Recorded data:
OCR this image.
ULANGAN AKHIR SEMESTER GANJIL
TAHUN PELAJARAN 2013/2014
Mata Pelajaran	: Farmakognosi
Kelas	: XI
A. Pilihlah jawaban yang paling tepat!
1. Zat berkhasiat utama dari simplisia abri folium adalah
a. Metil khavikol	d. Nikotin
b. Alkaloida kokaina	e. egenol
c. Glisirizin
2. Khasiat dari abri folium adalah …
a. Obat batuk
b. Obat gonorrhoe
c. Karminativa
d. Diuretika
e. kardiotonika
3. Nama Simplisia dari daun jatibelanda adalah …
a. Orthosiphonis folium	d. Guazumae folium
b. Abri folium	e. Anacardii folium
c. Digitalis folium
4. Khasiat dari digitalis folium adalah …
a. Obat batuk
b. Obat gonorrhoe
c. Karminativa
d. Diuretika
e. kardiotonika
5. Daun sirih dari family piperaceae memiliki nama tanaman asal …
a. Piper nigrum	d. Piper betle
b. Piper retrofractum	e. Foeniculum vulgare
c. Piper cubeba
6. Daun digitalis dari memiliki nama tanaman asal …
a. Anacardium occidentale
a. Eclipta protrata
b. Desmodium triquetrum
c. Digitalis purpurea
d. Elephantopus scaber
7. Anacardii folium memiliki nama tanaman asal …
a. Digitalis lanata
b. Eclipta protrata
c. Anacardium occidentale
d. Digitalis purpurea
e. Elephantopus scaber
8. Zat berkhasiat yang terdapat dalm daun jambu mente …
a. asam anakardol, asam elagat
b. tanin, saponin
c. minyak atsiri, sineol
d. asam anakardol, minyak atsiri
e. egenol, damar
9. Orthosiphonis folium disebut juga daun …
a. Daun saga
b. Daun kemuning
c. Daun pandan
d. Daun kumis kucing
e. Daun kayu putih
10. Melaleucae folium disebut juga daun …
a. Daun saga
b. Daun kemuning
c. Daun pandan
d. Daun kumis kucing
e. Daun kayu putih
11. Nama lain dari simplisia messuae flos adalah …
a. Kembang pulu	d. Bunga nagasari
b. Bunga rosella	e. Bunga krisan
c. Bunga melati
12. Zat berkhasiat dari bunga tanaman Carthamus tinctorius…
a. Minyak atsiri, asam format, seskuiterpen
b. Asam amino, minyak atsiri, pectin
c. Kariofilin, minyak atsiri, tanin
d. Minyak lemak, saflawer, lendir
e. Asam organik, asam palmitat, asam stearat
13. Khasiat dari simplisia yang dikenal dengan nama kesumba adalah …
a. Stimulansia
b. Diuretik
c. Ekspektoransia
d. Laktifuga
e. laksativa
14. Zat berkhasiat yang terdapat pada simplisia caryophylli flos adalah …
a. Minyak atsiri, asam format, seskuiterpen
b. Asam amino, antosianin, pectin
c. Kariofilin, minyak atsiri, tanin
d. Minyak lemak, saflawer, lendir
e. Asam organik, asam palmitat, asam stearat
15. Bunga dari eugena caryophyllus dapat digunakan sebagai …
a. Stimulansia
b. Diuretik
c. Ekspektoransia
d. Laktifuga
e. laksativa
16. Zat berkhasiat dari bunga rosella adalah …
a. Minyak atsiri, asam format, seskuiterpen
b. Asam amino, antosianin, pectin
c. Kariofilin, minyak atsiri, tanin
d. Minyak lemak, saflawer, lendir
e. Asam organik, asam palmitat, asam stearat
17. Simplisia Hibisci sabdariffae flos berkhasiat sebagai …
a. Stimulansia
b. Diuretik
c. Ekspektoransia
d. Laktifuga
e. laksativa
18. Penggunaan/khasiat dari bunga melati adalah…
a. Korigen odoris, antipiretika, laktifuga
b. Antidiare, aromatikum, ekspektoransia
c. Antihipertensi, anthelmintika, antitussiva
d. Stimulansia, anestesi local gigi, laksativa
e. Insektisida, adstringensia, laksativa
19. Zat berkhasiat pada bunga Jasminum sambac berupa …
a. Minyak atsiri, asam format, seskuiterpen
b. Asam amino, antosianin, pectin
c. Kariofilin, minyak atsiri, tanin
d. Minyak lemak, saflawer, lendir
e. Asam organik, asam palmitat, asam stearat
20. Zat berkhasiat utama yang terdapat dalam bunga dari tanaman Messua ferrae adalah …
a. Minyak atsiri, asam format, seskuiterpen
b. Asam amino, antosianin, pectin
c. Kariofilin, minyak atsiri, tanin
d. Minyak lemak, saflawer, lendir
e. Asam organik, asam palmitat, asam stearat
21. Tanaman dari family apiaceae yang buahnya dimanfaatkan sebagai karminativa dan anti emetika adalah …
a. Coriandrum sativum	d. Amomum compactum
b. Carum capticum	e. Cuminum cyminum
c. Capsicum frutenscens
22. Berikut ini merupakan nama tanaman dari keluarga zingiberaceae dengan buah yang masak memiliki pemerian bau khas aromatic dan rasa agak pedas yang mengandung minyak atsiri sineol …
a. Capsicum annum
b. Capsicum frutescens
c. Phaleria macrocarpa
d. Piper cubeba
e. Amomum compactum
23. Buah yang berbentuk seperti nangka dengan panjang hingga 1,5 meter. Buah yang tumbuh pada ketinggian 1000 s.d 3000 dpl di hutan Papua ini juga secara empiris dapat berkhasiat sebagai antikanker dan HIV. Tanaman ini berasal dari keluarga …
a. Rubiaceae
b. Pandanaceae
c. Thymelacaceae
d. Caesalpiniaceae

— WHAT IS ASKED —
Above are some records; extract every one of them exactly.

— FINISHED TASK —
OCR this image.
ULANGAN AKHIR SEMESTER GANJIL
TAHUN PELAJARAN 2013/2014
Mata Pelajaran	: Farmakognosi
Kelas	: XI
A. Pilihlah jawaban yang paling tepat!
1. Zat berkhasiat utama dari simplisia abri folium adalah
a. Metil khavikol	d. Nikotin
b. Alkaloida kokaina	e. egenol
c. Glisirizin
2. Khasiat dari abri folium adalah …
a. Obat batuk
b. Obat gonorrhoe
c. Karminativa
d. Diuretika
e. kardiotonika
3. Nama Simplisia dari daun jatibelanda adalah …
a. Orthosiphonis folium	d. Guazumae folium
b. Abri folium	e. Anacardii folium
c. Digitalis folium
4. Khasiat dari digitalis folium adalah …
a. Obat batuk
b. Obat gonorrhoe
c. Karminativa
d. Diuretika
e. kardiotonika
5. Daun sirih dari family piperaceae memiliki nama tanaman asal …
a. Piper nigrum	d. Piper betle
b. Piper retrofractum	e. Foeniculum vulgare
c. Piper cubeba
6. Daun digitalis dari memiliki nama tanaman asal …
a. Anacardium occidentale
a. Eclipta protrata
b. Desmodium triquetrum
c. Digitalis purpurea
d. Elephantopus scaber
7. Anacardii folium memiliki nama tanaman asal …
a. Digitalis lanata
b. Eclipta protrata
c. Anacardium occidentale
d. Digitalis purpurea
e. Elephantopus scaber
8. Zat berkhasiat yang terdapat dalm daun jambu mente …
a. asam anakardol, asam elagat
b. tanin, saponin
c. minyak atsiri, sineol
d. asam anakardol, minyak atsiri
e. egenol, damar
9. Orthosiphonis folium disebut juga daun …
a. Daun saga
b. Daun kemuning
c. Daun pandan
d. Daun kumis kucing
e. Daun kayu putih
10. Melaleucae folium disebut juga daun …
a. Daun saga
b. Daun kemuning
c. Daun pandan
d. Daun kumis kucing
e. Daun kayu putih
11. Nama lain dari simplisia messuae flos adalah …
a. Kembang pulu	d. Bunga nagasari
b. Bunga rosella	e. Bunga krisan
c. Bunga melati
12. Zat berkhasiat dari bunga tanaman Carthamus tinctorius…
a. Minyak atsiri, asam format, seskuiterpen
b. Asam amino, minyak atsiri, pectin
c. Kariofilin, minyak atsiri, tanin
d. Minyak lemak, saflawer, lendir
e. Asam organik, asam palmitat, asam stearat
13. Khasiat dari simplisia yang dikenal dengan nama kesumba adalah …
a. Stimulansia
b. Diuretik
c. Ekspektoransia
d. Laktifuga
e. laksativa
14. Zat berkhasiat yang terdapat pada simplisia caryophylli flos adalah …
a. Minyak atsiri, asam format, seskuiterpen
b. Asam amino, antosianin, pectin
c. Kariofilin, minyak atsiri, tanin
d. Minyak lemak, saflawer, lendir
e. Asam organik, asam palmitat, asam stearat
15. Bunga dari eugena caryophyllus dapat digunakan sebagai …
a. Stimulansia
b. Diuretik
c. Ekspektoransia
d. Laktifuga
e. laksativa
16. Zat berkhasiat dari bunga rosella adalah …
a. Minyak atsiri, asam format, seskuiterpen
b. Asam amino, antosianin, pectin
c. Kariofilin, minyak atsiri, tanin
d. Minyak lemak, saflawer, lendir
e. Asam organik, asam palmitat, asam stearat
17. Simplisia Hibisci sabdariffae flos berkhasiat sebagai …
a. Stimulansia
b. Diuretik
c. Ekspektoransia
d. Laktifuga
e. laksativa
18. Penggunaan/khasiat dari bunga melati adalah…
a. Korigen odoris, antipiretika, laktifuga
b. Antidiare, aromatikum, ekspektoransia
c. Antihipertensi, anthelmintika, antitussiva
d. Stimulansia, anestesi local gigi, laksativa
e. Insektisida, adstringensia, laksativa
19. Zat berkhasiat pada bunga Jasminum sambac berupa …
a. Minyak atsiri, asam format, seskuiterpen
b. Asam amino, antosianin, pectin
c. Kariofilin, minyak atsiri, tanin
d. Minyak lemak, saflawer, lendir
e. Asam organik, asam palmitat, asam stearat
20. Zat berkhasiat utama yang terdapat dalam bunga dari tanaman Messua ferrae adalah …
a. Minyak atsiri, asam format, seskuiterpen
b. Asam amino, antosianin, pectin
c. Kariofilin, minyak atsiri, tanin
d. Minyak lemak, saflawer, lendir
e. Asam organik, asam palmitat, asam stearat
21. Tanaman dari family apiaceae yang buahnya dimanfaatkan sebagai karminativa dan anti emetika adalah …
a. Coriandrum sativum	d. Amomum compactum
b. Carum capticum	e. Cuminum cyminum
c. Capsicum frutenscens
22. Berikut ini merupakan nama tanaman dari keluarga zingiberaceae dengan buah yang masak memiliki pemerian bau khas aromatic dan rasa agak pedas yang mengandung minyak atsiri sineol …
a. Capsicum annum
b. Capsicum frutescens
c. Phaleria macrocarpa
d. Piper cubeba
e. Amomum compactum
23. Buah yang berbentuk seperti nangka dengan panjang hingga 1,5 meter. Buah yang tumbuh pada ketinggian 1000 s.d 3000 dpl di hutan Papua ini juga secara empiris dapat berkhasiat sebagai antikanker dan HIV. Tanaman ini berasal dari keluarga …
a. Rubiaceae
b. Pandanaceae
c. Thymelacaceae
d. Caesalpiniaceae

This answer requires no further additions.